What the exercise asks: For each line of the data below that holds "социальный", copy the line.

::::

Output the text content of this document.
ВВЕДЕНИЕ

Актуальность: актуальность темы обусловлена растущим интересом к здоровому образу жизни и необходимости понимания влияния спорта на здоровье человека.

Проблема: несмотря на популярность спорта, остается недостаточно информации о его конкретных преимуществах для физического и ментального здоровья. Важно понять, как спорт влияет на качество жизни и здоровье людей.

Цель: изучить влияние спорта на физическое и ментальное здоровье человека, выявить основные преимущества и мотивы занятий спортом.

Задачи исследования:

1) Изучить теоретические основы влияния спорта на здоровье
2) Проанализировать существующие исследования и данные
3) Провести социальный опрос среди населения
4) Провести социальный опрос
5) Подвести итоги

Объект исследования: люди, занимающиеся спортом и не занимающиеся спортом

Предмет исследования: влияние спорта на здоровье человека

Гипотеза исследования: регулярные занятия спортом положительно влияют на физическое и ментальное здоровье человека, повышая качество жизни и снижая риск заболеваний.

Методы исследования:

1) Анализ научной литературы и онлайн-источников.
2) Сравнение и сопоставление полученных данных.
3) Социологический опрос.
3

::::

Complete output:
3) Провести социальный опрос среди населения
4) Провести социальный опрос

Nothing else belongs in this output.